Copy each line below exactly and leave the pictures out.

** Start of Dataset excerpts **

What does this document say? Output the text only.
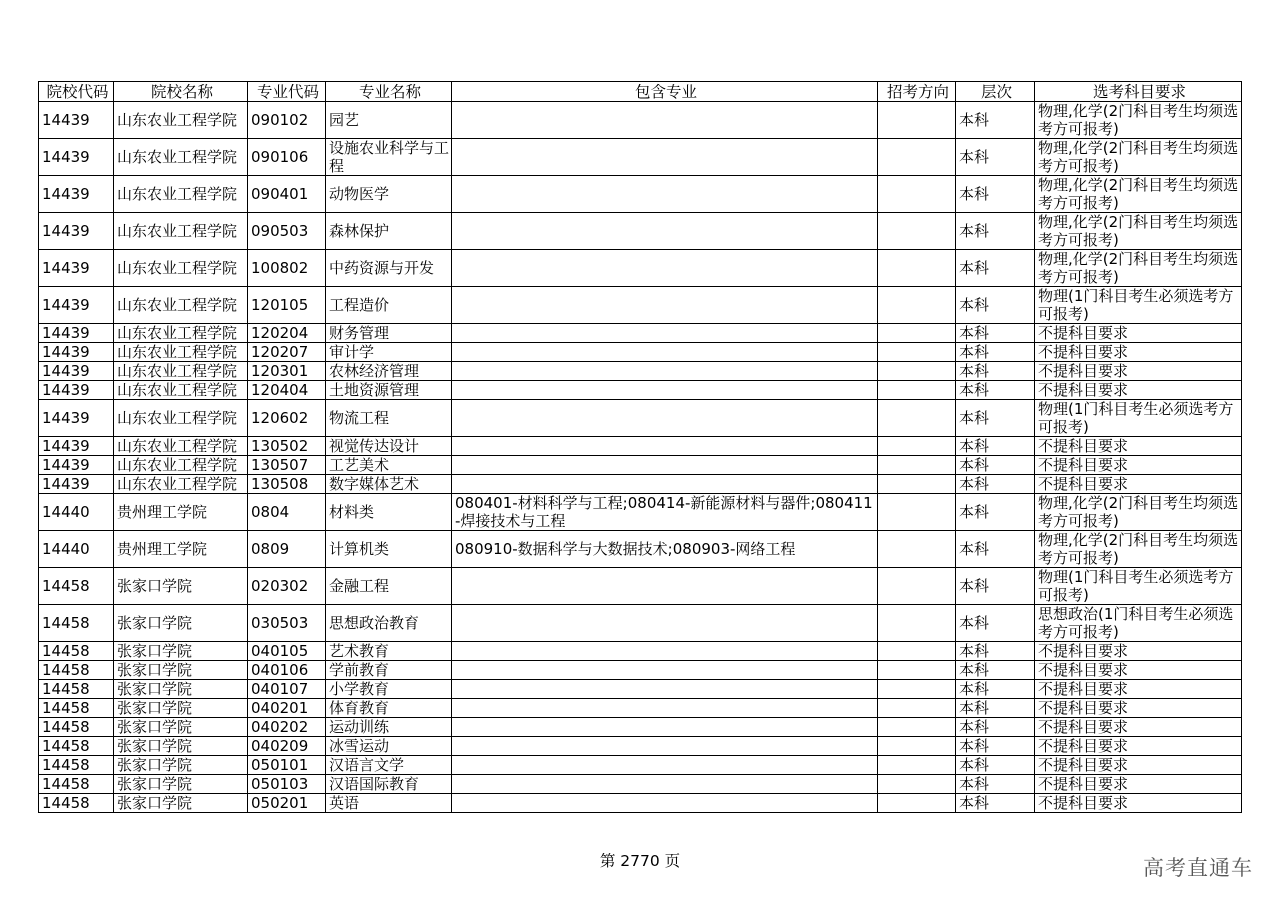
院校代码	院校名称	专业代码	专业名称	包含专业	招考方向	层次	选考科目要求
14439	山东农业工程学院	090102	园艺			本科	物理,化学(2门科目考生均须选考方可报考)
14439	山东农业工程学院	090106	设施农业科学与工程			本科	物理,化学(2门科目考生均须选考方可报考)
14439	山东农业工程学院	090401	动物医学			本科	物理,化学(2门科目考生均须选考方可报考)
14439	山东农业工程学院	090503	森林保护			本科	物理,化学(2门科目考生均须选考方可报考)
14439	山东农业工程学院	100802	中药资源与开发			本科	物理,化学(2门科目考生均须选考方可报考)
14439	山东农业工程学院	120105	工程造价			本科	物理(1门科目考生必须选考方可报考)
14439	山东农业工程学院	120204	财务管理			本科	不提科目要求
14439	山东农业工程学院	120207	审计学			本科	不提科目要求
14439	山东农业工程学院	120301	农林经济管理			本科	不提科目要求
14439	山东农业工程学院	120404	土地资源管理			本科	不提科目要求
14439	山东农业工程学院	120602	物流工程			本科	物理(1门科目考生必须选考方可报考)
14439	山东农业工程学院	130502	视觉传达设计			本科	不提科目要求
14439	山东农业工程学院	130507	工艺美术			本科	不提科目要求
14439	山东农业工程学院	130508	数字媒体艺术			本科	不提科目要求
14440	贵州理工学院	0804	材料类	080401-材料科学与工程;080414-新能源材料与器件;080411-焊接技术与工程		本科	物理,化学(2门科目考生均须选考方可报考)
14440	贵州理工学院	0809	计算机类	080910-数据科学与大数据技术;080903-网络工程		本科	物理,化学(2门科目考生均须选考方可报考)
14458	张家口学院	020302	金融工程			本科	物理(1门科目考生必须选考方可报考)
14458	张家口学院	030503	思想政治教育			本科	思想政治(1门科目考生必须选考方可报考)
14458	张家口学院	040105	艺术教育			本科	不提科目要求
14458	张家口学院	040106	学前教育			本科	不提科目要求
14458	张家口学院	040107	小学教育			本科	不提科目要求
14458	张家口学院	040201	体育教育			本科	不提科目要求
14458	张家口学院	040202	运动训练			本科	不提科目要求
14458	张家口学院	040209	冰雪运动			本科	不提科目要求
14458	张家口学院	050101	汉语言文学			本科	不提科目要求
14458	张家口学院	050103	汉语国际教育			本科	不提科目要求
14458	张家口学院	050201	英语			本科	不提科目要求
第 2770 页	高考直通车
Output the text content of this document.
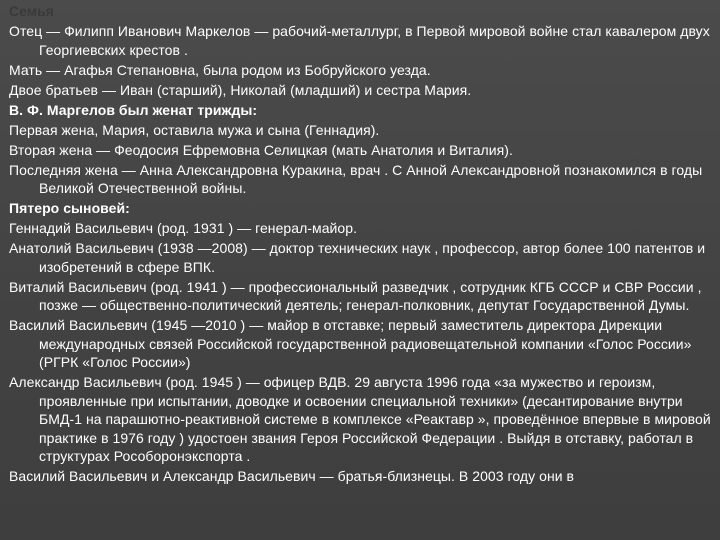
Семья
Отец — Филипп Иванович Маркелов — рабочий-металлург, в Первой мировой войне стал кавалером двух Георгиевских крестов .
Мать — Агафья Степановна, была родом из Бобруйского уезда.
Двое братьев — Иван (старший), Николай (младший) и сестра Мария.
В. Ф. Маргелов был женат трижды:
Первая жена, Мария, оставила мужа и сына (Геннадия).
Вторая жена — Феодосия Ефремовна Селицкая (мать Анатолия и Виталия).
Последняя жена — Анна Александровна Куракина, врач . С Анной Александровной познакомился в годы Великой Отечественной войны.
Пятеро сыновей:
Геннадий Васильевич (род. 1931 ) — генерал-майор.
Анатолий Васильевич (1938 —2008) — доктор технических наук , профессор, автор более 100 патентов и изобретений в сфере ВПК.
Виталий Васильевич (род. 1941 ) — профессиональный разведчик , сотрудник КГБ СССР и СВР России , позже — общественно-политический деятель; генерал-полковник, депутат Государственной Думы.
Василий Васильевич (1945 —2010 ) — майор в отставке; первый заместитель директора Дирекции международных связей Российской государственной радиовещательной компании «Голос России» (РГРК «Голос России»)
Александр Васильевич (род. 1945 ) — офицер ВДВ. 29 августа 1996 года «за мужество и героизм, проявленные при испытании, доводке и освоении специальной техники» (десантирование внутри БМД-1 на парашютно-реактивной системе в комплексе «Реактавр », проведённое впервые в мировой практике в 1976 году ) удостоен звания Героя Российской Федерации . Выйдя в отставку, работал в структурах Рособоронэкспорта .
Василий Васильевич и Александр Васильевич — братья-близнецы. В 2003 году они в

** End of Dataset excerpts **

> _Output for this task_
What does this document say? Output the text only.
院校代码	院校名称	专业代码	专业名称	包含专业	招考方向	层次	选考科目要求
14439	山东农业工程学院	090102	园艺			本科	物理,化学(2门科目考生均须选考方可报考)
14439	山东农业工程学院	090106	设施农业科学与工程			本科	物理,化学(2门科目考生均须选考方可报考)
14439	山东农业工程学院	090401	动物医学			本科	物理,化学(2门科目考生均须选考方可报考)
14439	山东农业工程学院	090503	森林保护			本科	物理,化学(2门科目考生均须选考方可报考)
14439	山东农业工程学院	100802	中药资源与开发			本科	物理,化学(2门科目考生均须选考方可报考)
14439	山东农业工程学院	120105	工程造价			本科	物理(1门科目考生必须选考方可报考)
14439	山东农业工程学院	120204	财务管理			本科	不提科目要求
14439	山东农业工程学院	120207	审计学			本科	不提科目要求
14439	山东农业工程学院	120301	农林经济管理			本科	不提科目要求
14439	山东农业工程学院	120404	土地资源管理			本科	不提科目要求
14439	山东农业工程学院	120602	物流工程			本科	物理(1门科目考生必须选考方可报考)
14439	山东农业工程学院	130502	视觉传达设计			本科	不提科目要求
14439	山东农业工程学院	130507	工艺美术			本科	不提科目要求
14439	山东农业工程学院	130508	数字媒体艺术			本科	不提科目要求
14440	贵州理工学院	0804	材料类	080401-材料科学与工程;080414-新能源材料与器件;080411-焊接技术与工程		本科	物理,化学(2门科目考生均须选考方可报考)
14440	贵州理工学院	0809	计算机类	080910-数据科学与大数据技术;080903-网络工程		本科	物理,化学(2门科目考生均须选考方可报考)
14458	张家口学院	020302	金融工程			本科	物理(1门科目考生必须选考方可报考)
14458	张家口学院	030503	思想政治教育			本科	思想政治(1门科目考生必须选考方可报考)
14458	张家口学院	040105	艺术教育			本科	不提科目要求
14458	张家口学院	040106	学前教育			本科	不提科目要求
14458	张家口学院	040107	小学教育			本科	不提科目要求
14458	张家口学院	040201	体育教育			本科	不提科目要求
14458	张家口学院	040202	运动训练			本科	不提科目要求
14458	张家口学院	040209	冰雪运动			本科	不提科目要求
14458	张家口学院	050101	汉语言文学			本科	不提科目要求
14458	张家口学院	050103	汉语国际教育			本科	不提科目要求
14458	张家口学院	050201	英语			本科	不提科目要求
第 2770 页	高考直通车
Output the text content of this document.
Семья
Отец — Филипп Иванович Маркелов — рабочий-металлург, в Первой мировой войне стал кавалером двух Георгиевских крестов .
Мать — Агафья Степановна, была родом из Бобруйского уезда.
Двое братьев — Иван (старший), Николай (младший) и сестра Мария.
В. Ф. Маргелов был женат трижды:
Первая жена, Мария, оставила мужа и сына (Геннадия).
Вторая жена — Феодосия Ефремовна Селицкая (мать Анатолия и Виталия).
Последняя жена — Анна Александровна Куракина, врач . С Анной Александровной познакомился в годы Великой Отечественной войны.
Пятеро сыновей:
Геннадий Васильевич (род. 1931 ) — генерал-майор.
Анатолий Васильевич (1938 —2008) — доктор технических наук , профессор, автор более 100 патентов и изобретений в сфере ВПК.
Виталий Васильевич (род. 1941 ) — профессиональный разведчик , сотрудник КГБ СССР и СВР России , позже — общественно-политический деятель; генерал-полковник, депутат Государственной Думы.
Василий Васильевич (1945 —2010 ) — майор в отставке; первый заместитель директора Дирекции международных связей Российской государственной радиовещательной компании «Голос России» (РГРК «Голос России»)
Александр Васильевич (род. 1945 ) — офицер ВДВ. 29 августа 1996 года «за мужество и героизм, проявленные при испытании, доводке и освоении специальной техники» (десантирование внутри БМД-1 на парашютно-реактивной системе в комплексе «Реактавр », проведённое впервые в мировой практике в 1976 году ) удостоен звания Героя Российской Федерации . Выйдя в отставку, работал в структурах Рособоронэкспорта .
Василий Васильевич и Александр Васильевич — братья-близнецы. В 2003 году они в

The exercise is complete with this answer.